Read the entries below and pull out each line with the string "click".

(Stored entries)
# # # # #

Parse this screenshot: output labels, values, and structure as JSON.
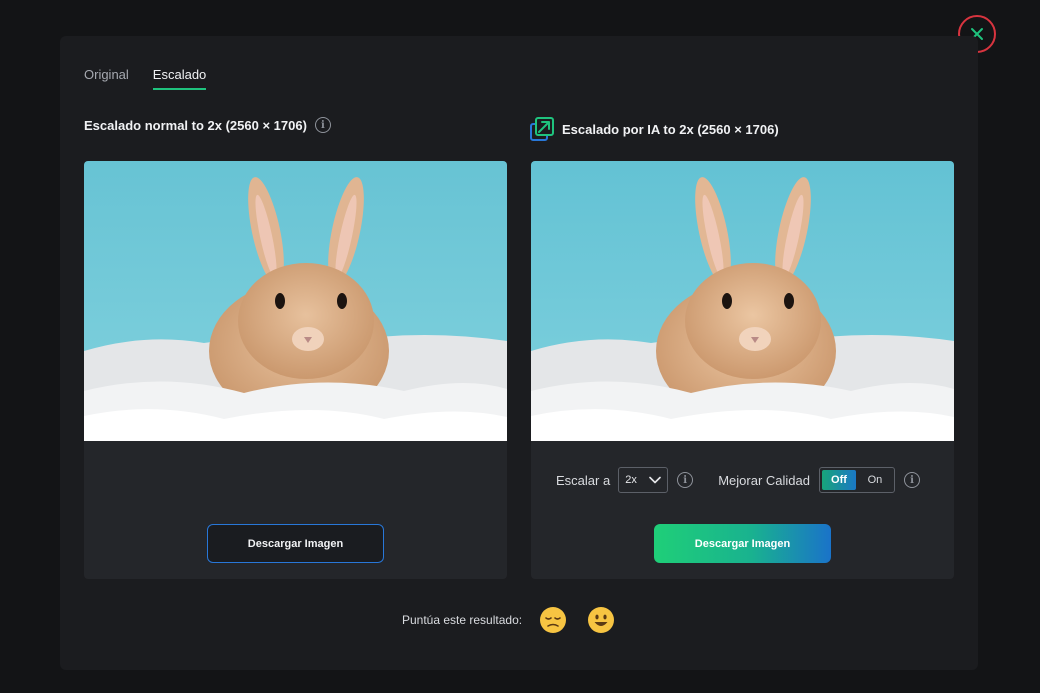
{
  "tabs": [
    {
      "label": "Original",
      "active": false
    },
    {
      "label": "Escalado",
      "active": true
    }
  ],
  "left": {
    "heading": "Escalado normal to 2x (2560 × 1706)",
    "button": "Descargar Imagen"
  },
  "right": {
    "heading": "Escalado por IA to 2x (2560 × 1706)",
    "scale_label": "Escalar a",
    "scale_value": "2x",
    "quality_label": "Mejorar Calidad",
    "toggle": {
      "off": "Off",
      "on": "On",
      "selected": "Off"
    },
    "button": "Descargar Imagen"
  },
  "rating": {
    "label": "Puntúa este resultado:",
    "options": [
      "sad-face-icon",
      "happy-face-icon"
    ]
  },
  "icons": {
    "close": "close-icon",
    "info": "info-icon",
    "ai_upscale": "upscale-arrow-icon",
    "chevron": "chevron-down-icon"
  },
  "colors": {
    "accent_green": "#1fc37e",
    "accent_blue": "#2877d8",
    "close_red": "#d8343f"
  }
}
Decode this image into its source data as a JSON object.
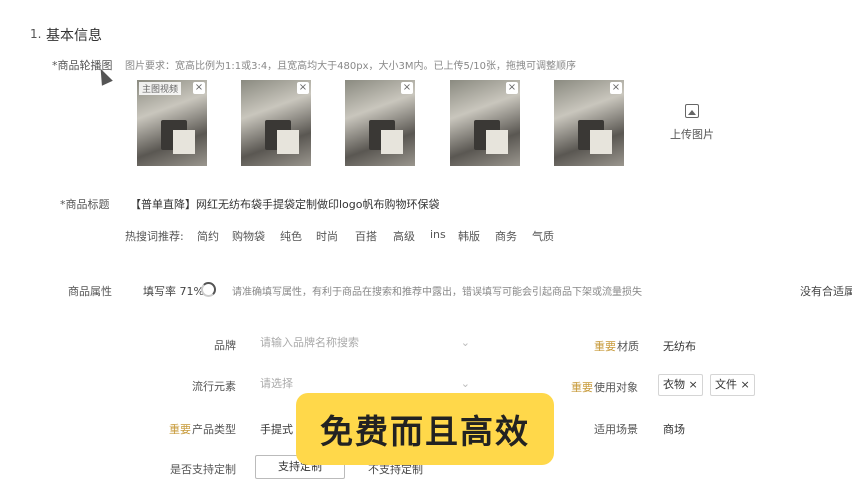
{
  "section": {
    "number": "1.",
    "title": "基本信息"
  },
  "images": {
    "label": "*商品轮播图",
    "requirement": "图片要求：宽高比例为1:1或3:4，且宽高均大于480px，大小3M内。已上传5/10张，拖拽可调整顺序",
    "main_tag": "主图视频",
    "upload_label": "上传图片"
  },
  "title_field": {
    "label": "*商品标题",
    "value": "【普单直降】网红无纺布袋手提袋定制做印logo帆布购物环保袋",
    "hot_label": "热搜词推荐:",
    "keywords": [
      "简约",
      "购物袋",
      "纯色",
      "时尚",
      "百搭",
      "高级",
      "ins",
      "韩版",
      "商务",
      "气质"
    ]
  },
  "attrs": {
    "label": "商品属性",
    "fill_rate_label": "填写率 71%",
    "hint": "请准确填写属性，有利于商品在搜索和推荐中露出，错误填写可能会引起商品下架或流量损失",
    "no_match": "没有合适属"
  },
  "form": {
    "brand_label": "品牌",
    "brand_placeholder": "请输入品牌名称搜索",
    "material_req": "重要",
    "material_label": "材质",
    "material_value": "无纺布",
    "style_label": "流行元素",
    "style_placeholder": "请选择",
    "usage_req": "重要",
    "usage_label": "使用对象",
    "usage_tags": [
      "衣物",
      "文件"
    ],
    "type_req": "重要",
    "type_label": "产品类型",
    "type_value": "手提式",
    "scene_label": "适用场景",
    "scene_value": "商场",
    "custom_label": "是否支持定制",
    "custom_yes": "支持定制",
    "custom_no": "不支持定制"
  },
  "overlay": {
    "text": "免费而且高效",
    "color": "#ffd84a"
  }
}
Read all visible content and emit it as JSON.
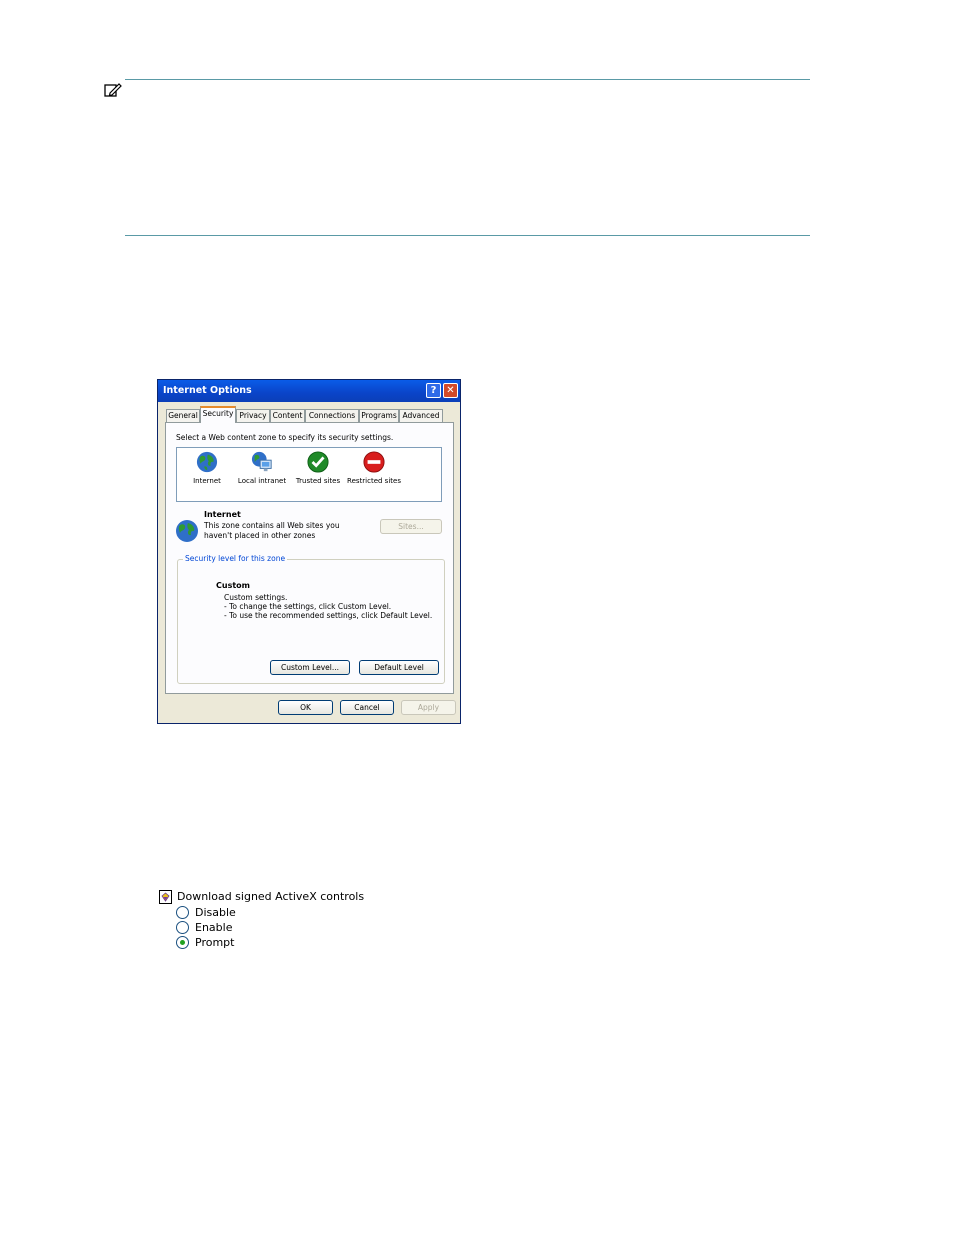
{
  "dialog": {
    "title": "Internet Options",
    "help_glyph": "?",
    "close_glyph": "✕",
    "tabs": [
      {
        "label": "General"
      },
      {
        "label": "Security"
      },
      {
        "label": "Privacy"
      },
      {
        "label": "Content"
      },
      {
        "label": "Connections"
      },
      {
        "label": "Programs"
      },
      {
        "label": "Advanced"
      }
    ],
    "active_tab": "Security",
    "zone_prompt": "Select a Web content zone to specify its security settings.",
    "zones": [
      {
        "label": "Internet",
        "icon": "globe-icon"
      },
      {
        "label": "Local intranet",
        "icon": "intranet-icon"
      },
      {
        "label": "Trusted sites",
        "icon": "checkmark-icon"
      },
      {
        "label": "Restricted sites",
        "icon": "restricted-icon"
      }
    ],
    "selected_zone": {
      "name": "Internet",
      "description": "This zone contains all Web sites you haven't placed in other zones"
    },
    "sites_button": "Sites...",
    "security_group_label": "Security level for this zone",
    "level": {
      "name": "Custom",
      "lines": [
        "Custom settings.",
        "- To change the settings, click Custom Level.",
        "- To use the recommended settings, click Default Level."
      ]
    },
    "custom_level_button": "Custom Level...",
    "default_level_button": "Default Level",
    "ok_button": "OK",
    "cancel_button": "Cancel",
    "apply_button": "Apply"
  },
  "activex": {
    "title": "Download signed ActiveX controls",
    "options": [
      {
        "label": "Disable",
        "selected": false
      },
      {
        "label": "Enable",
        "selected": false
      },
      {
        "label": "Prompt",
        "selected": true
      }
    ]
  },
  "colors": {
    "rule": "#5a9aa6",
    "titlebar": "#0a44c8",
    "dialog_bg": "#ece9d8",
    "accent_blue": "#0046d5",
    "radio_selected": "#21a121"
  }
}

# # # # #

- Complete response:
        "- To change the settings, click Custom Level.",
        "- To use the recommended settings, click Default Level."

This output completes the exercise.